[Extracts from a graphics dataset]
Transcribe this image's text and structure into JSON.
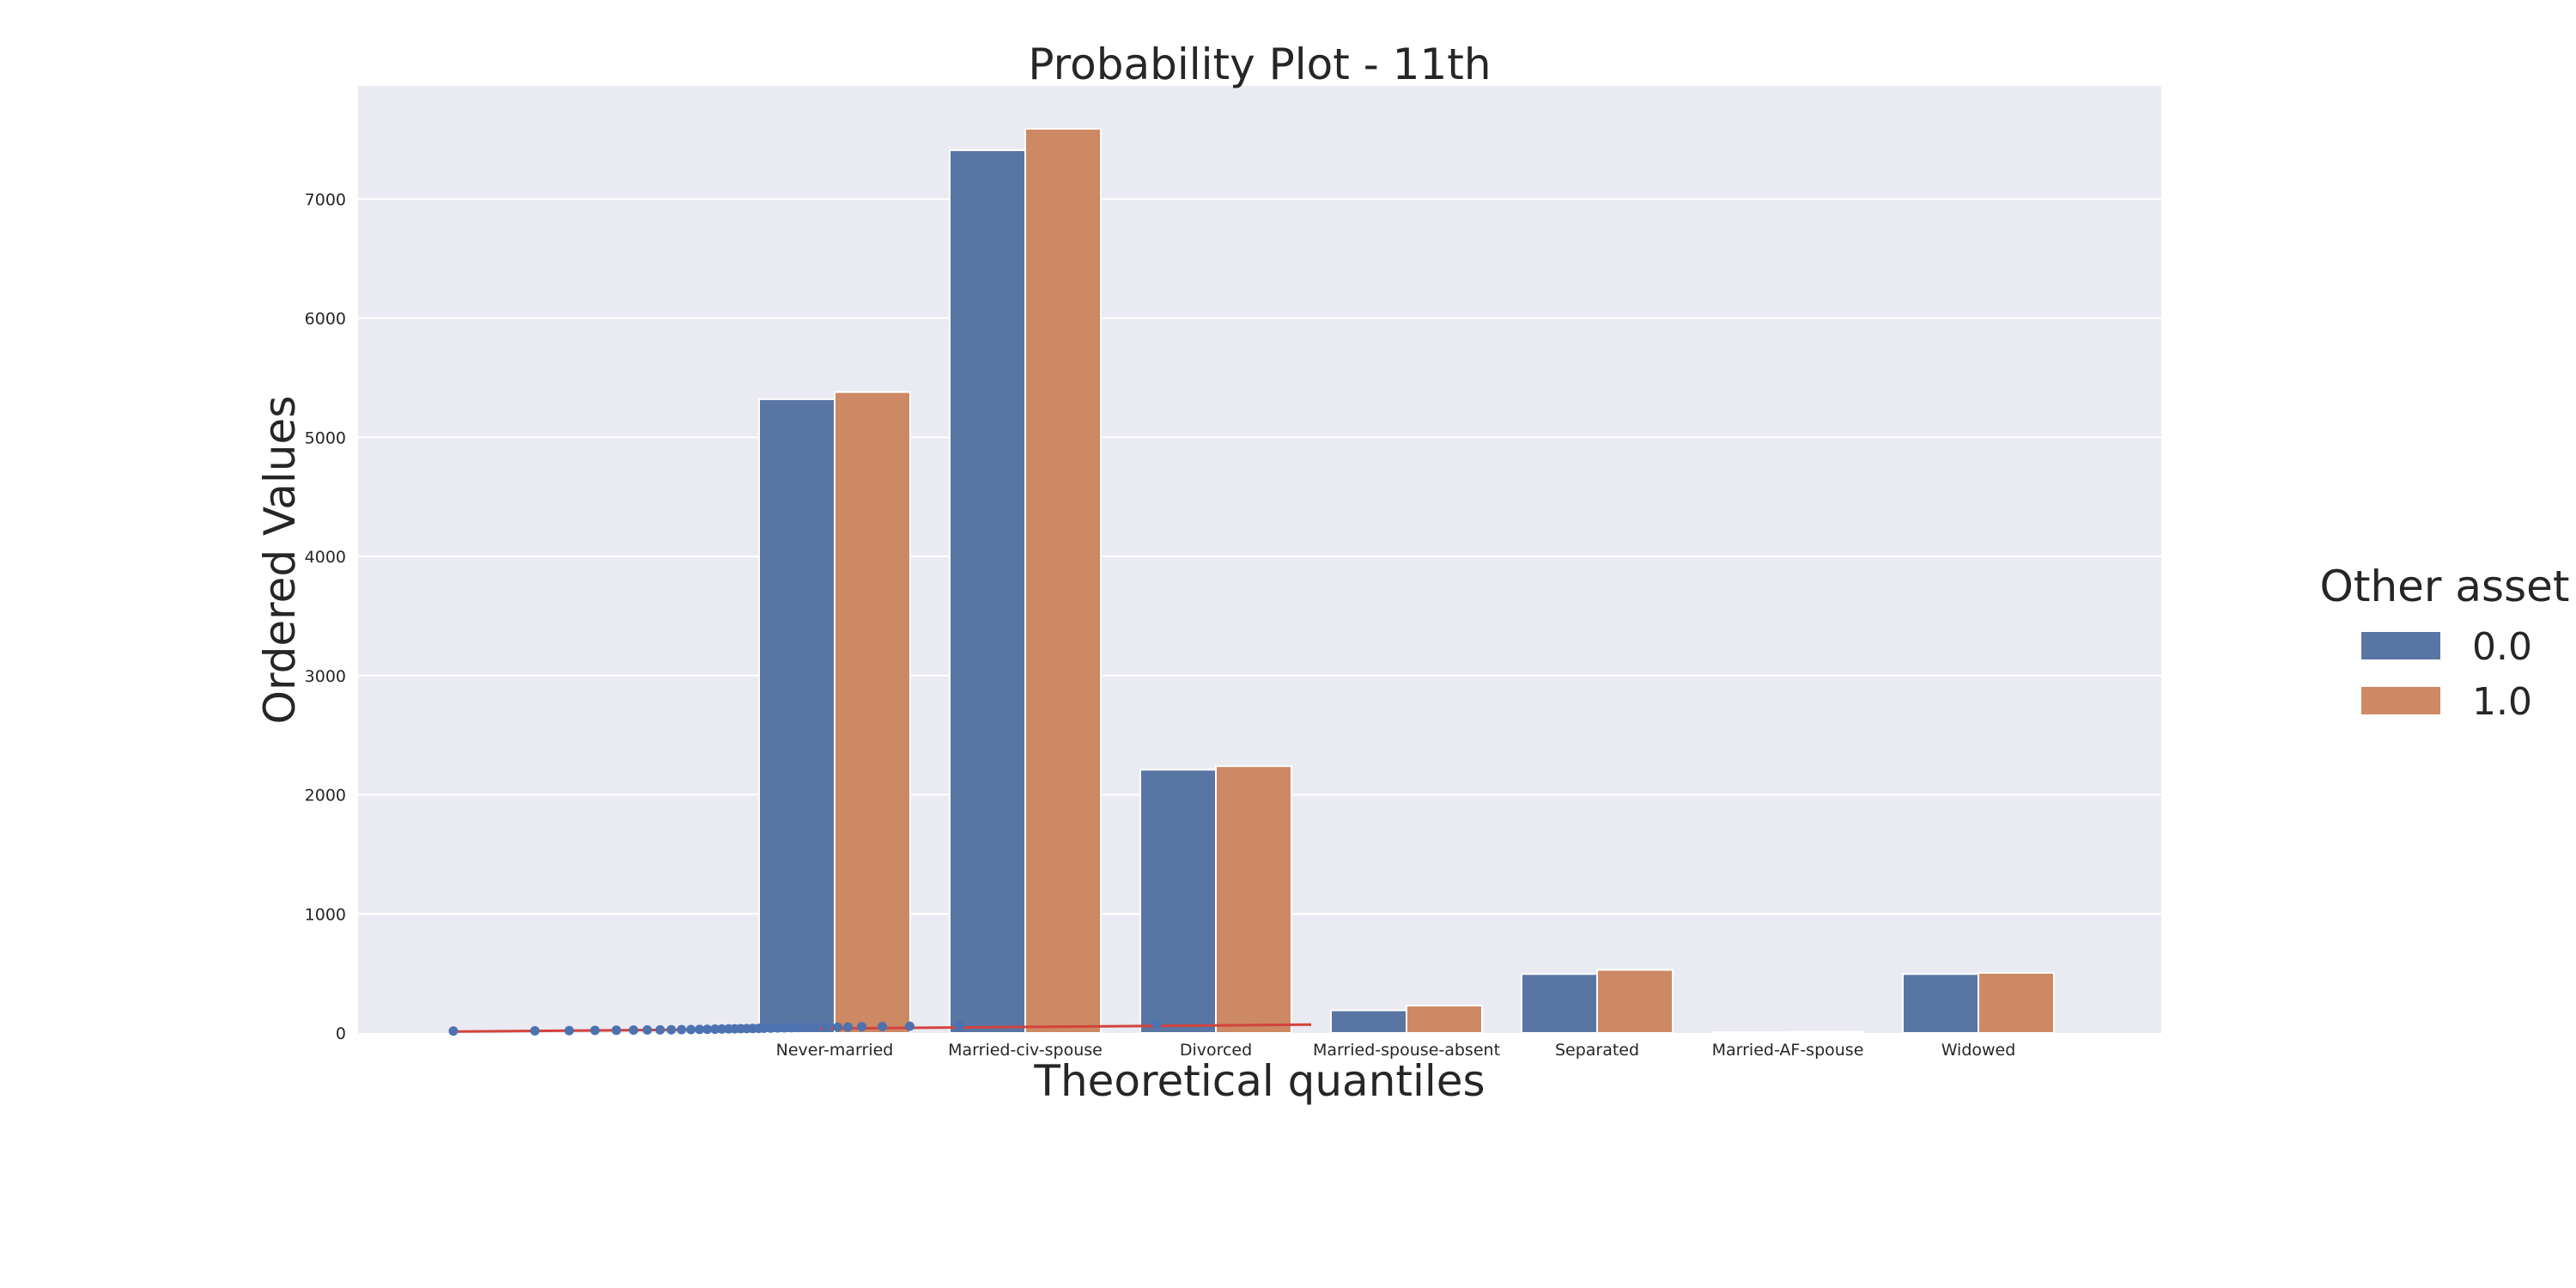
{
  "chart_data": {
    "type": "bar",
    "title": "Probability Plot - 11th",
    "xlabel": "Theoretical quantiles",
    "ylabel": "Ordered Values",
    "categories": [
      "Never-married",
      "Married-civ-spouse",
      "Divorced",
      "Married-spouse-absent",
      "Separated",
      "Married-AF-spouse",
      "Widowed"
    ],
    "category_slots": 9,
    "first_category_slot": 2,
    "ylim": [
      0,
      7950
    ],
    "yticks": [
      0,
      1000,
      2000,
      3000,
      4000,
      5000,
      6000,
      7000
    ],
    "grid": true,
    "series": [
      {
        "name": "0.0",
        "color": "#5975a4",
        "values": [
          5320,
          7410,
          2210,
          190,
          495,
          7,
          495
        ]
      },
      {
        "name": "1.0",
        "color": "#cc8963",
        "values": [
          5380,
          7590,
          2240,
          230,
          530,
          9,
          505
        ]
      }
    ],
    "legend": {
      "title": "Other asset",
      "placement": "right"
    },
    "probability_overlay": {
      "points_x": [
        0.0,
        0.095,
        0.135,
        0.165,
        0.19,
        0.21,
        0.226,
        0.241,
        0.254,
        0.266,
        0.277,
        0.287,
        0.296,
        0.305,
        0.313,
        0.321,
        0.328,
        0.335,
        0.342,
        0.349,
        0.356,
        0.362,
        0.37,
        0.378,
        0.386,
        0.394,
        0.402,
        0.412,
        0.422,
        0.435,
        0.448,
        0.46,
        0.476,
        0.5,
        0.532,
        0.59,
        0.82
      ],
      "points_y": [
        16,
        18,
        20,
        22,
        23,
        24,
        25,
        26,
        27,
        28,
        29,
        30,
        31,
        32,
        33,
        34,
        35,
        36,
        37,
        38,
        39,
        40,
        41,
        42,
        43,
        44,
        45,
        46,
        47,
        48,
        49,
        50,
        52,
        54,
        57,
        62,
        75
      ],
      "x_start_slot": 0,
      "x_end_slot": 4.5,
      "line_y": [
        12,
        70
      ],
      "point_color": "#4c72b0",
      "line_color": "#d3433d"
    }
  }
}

--

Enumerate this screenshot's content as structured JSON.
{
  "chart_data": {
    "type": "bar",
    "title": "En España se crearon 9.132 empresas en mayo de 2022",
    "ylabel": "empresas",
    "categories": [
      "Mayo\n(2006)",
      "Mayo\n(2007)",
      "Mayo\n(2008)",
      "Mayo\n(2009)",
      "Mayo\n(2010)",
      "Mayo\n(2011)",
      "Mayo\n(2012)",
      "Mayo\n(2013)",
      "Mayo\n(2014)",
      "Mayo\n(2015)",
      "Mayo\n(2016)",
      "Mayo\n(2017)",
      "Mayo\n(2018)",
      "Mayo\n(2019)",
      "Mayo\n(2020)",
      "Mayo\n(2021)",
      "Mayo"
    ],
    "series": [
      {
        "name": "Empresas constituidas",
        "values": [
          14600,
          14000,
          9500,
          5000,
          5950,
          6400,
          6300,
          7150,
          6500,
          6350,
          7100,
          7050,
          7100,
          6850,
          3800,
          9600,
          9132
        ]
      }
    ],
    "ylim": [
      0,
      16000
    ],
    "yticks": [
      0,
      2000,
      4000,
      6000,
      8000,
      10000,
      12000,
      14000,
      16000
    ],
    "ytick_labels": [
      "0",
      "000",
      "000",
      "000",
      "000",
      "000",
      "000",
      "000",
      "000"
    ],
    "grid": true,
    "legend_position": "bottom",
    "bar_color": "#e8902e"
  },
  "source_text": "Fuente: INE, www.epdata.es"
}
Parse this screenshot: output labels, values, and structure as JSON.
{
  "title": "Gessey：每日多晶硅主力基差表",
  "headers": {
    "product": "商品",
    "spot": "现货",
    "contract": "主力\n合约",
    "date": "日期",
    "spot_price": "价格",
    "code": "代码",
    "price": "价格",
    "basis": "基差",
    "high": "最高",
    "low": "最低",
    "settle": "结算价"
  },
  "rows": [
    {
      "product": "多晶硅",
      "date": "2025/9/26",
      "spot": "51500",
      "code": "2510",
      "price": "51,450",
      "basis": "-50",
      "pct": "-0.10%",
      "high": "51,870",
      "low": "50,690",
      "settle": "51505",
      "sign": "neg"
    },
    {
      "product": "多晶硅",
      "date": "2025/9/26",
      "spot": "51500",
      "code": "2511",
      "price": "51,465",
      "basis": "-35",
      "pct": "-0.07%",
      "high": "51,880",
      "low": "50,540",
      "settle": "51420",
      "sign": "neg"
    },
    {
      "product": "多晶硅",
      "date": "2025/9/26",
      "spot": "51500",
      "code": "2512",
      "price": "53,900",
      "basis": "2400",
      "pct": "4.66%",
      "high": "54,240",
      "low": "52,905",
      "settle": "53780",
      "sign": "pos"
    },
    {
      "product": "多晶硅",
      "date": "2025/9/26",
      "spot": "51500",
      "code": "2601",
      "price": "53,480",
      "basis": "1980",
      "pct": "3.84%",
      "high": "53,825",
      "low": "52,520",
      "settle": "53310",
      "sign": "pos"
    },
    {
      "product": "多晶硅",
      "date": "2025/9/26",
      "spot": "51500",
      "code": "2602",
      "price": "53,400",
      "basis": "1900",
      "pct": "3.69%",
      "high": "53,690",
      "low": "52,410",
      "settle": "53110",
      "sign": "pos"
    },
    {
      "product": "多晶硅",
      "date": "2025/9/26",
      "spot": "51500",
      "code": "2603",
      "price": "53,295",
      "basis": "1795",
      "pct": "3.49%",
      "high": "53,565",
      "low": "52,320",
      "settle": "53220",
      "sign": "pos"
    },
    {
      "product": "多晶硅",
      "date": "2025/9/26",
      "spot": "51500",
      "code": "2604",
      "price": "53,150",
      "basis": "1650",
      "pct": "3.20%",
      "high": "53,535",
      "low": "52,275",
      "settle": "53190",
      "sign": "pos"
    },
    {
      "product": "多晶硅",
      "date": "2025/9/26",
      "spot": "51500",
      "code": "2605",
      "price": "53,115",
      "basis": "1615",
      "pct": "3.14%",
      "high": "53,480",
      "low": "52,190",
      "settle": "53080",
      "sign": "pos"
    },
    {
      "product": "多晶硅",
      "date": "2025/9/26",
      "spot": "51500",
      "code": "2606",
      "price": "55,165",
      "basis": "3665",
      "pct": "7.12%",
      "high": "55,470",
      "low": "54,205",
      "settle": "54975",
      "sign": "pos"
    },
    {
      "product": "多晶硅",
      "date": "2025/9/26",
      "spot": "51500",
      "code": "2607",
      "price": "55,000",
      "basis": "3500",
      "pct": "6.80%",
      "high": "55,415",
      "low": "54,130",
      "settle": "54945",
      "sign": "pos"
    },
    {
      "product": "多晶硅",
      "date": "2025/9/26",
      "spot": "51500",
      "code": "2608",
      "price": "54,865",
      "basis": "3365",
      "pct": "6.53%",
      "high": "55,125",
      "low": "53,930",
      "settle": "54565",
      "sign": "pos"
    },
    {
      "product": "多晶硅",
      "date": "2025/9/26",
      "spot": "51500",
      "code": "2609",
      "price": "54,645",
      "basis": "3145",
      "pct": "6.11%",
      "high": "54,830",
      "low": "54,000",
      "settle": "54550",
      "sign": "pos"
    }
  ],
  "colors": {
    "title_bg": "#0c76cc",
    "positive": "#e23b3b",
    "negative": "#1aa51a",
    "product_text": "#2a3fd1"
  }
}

- [Given task]: Select all lines in the listing that include the word "this".

- [Output below]:
Transcribe this image's text and structure into JSON.
Enumerate this screenshot's content as structured JSON.
Parse this screenshot: output labels, values, and structure as JSON.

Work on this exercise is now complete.